[begin EXERCISE INPUTS]

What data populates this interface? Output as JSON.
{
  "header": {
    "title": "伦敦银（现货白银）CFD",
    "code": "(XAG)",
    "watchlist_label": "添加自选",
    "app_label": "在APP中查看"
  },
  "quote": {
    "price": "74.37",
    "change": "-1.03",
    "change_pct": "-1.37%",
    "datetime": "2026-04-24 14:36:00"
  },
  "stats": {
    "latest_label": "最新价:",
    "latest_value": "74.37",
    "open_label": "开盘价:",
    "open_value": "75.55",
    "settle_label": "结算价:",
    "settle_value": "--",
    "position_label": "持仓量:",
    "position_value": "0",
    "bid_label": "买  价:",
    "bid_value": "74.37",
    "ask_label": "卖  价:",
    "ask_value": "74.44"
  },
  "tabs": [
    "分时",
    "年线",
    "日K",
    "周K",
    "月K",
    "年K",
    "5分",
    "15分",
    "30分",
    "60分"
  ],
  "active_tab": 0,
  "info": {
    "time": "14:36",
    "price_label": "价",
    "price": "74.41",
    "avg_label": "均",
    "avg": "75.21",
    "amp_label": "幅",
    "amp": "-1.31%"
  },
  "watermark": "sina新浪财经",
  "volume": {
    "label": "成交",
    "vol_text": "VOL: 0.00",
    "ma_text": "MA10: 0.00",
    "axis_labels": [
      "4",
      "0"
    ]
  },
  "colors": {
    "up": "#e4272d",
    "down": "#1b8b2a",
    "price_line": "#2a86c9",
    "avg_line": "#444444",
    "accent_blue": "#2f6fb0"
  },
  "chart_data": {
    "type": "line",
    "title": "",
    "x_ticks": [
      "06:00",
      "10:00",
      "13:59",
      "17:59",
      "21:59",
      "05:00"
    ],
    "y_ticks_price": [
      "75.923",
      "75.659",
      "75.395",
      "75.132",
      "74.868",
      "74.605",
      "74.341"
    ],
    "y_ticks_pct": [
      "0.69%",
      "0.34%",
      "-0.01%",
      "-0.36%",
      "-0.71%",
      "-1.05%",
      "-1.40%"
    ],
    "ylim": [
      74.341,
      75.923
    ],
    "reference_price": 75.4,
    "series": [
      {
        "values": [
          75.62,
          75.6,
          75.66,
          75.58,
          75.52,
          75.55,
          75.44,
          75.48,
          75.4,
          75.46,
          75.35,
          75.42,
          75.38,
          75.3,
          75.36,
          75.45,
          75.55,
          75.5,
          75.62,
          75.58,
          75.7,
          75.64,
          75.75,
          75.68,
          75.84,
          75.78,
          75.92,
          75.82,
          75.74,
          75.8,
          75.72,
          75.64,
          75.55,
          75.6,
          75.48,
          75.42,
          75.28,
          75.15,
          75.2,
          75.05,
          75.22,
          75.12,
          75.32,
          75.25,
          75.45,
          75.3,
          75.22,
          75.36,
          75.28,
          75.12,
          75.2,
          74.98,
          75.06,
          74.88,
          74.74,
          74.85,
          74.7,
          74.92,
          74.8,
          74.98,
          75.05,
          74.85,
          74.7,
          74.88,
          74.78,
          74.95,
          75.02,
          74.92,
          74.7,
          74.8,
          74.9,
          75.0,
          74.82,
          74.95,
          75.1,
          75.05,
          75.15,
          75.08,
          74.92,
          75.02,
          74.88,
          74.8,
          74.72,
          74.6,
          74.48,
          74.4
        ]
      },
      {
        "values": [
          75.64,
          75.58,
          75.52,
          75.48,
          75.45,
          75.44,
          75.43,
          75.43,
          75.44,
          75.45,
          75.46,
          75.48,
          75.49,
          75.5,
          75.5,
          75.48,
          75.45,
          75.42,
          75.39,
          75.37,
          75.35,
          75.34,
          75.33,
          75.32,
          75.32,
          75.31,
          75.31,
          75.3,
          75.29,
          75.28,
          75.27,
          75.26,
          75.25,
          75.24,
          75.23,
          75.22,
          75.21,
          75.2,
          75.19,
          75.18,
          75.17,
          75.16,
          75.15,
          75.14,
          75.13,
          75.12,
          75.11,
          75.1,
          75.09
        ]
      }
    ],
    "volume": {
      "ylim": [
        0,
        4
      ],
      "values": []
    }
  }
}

[end EXERCISE INPUTS]

Set down every record above exactly as given.

What data populates this interface? Output as JSON.
{
  "header": {
    "title": "伦敦银（现货白银）CFD",
    "code": "(XAG)",
    "watchlist_label": "添加自选",
    "app_label": "在APP中查看"
  },
  "quote": {
    "price": "74.37",
    "change": "-1.03",
    "change_pct": "-1.37%",
    "datetime": "2026-04-24 14:36:00"
  },
  "stats": {
    "latest_label": "最新价:",
    "latest_value": "74.37",
    "open_label": "开盘价:",
    "open_value": "75.55",
    "settle_label": "结算价:",
    "settle_value": "--",
    "position_label": "持仓量:",
    "position_value": "0",
    "bid_label": "买  价:",
    "bid_value": "74.37",
    "ask_label": "卖  价:",
    "ask_value": "74.44"
  },
  "tabs": [
    "分时",
    "年线",
    "日K",
    "周K",
    "月K",
    "年K",
    "5分",
    "15分",
    "30分",
    "60分"
  ],
  "active_tab": 0,
  "info": {
    "time": "14:36",
    "price_label": "价",
    "price": "74.41",
    "avg_label": "均",
    "avg": "75.21",
    "amp_label": "幅",
    "amp": "-1.31%"
  },
  "watermark": "sina新浪财经",
  "volume": {
    "label": "成交",
    "vol_text": "VOL: 0.00",
    "ma_text": "MA10: 0.00",
    "axis_labels": [
      "4",
      "0"
    ]
  },
  "colors": {
    "up": "#e4272d",
    "down": "#1b8b2a",
    "price_line": "#2a86c9",
    "avg_line": "#444444",
    "accent_blue": "#2f6fb0"
  },
  "chart_data": {
    "type": "line",
    "title": "",
    "x_ticks": [
      "06:00",
      "10:00",
      "13:59",
      "17:59",
      "21:59",
      "05:00"
    ],
    "y_ticks_price": [
      "75.923",
      "75.659",
      "75.395",
      "75.132",
      "74.868",
      "74.605",
      "74.341"
    ],
    "y_ticks_pct": [
      "0.69%",
      "0.34%",
      "-0.01%",
      "-0.36%",
      "-0.71%",
      "-1.05%",
      "-1.40%"
    ],
    "ylim": [
      74.341,
      75.923
    ],
    "reference_price": 75.4,
    "series": [
      {
        "values": [
          75.62,
          75.6,
          75.66,
          75.58,
          75.52,
          75.55,
          75.44,
          75.48,
          75.4,
          75.46,
          75.35,
          75.42,
          75.38,
          75.3,
          75.36,
          75.45,
          75.55,
          75.5,
          75.62,
          75.58,
          75.7,
          75.64,
          75.75,
          75.68,
          75.84,
          75.78,
          75.92,
          75.82,
          75.74,
          75.8,
          75.72,
          75.64,
          75.55,
          75.6,
          75.48,
          75.42,
          75.28,
          75.15,
          75.2,
          75.05,
          75.22,
          75.12,
          75.32,
          75.25,
          75.45,
          75.3,
          75.22,
          75.36,
          75.28,
          75.12,
          75.2,
          74.98,
          75.06,
          74.88,
          74.74,
          74.85,
          74.7,
          74.92,
          74.8,
          74.98,
          75.05,
          74.85,
          74.7,
          74.88,
          74.78,
          74.95,
          75.02,
          74.92,
          74.7,
          74.8,
          74.9,
          75.0,
          74.82,
          74.95,
          75.1,
          75.05,
          75.15,
          75.08,
          74.92,
          75.02,
          74.88,
          74.8,
          74.72,
          74.6,
          74.48,
          74.4
        ]
      },
      {
        "values": [
          75.64,
          75.58,
          75.52,
          75.48,
          75.45,
          75.44,
          75.43,
          75.43,
          75.44,
          75.45,
          75.46,
          75.48,
          75.49,
          75.5,
          75.5,
          75.48,
          75.45,
          75.42,
          75.39,
          75.37,
          75.35,
          75.34,
          75.33,
          75.32,
          75.32,
          75.31,
          75.31,
          75.3,
          75.29,
          75.28,
          75.27,
          75.26,
          75.25,
          75.24,
          75.23,
          75.22,
          75.21,
          75.2,
          75.19,
          75.18,
          75.17,
          75.16,
          75.15,
          75.14,
          75.13,
          75.12,
          75.11,
          75.1,
          75.09
        ]
      }
    ],
    "volume": {
      "ylim": [
        0,
        4
      ],
      "values": []
    }
  }
}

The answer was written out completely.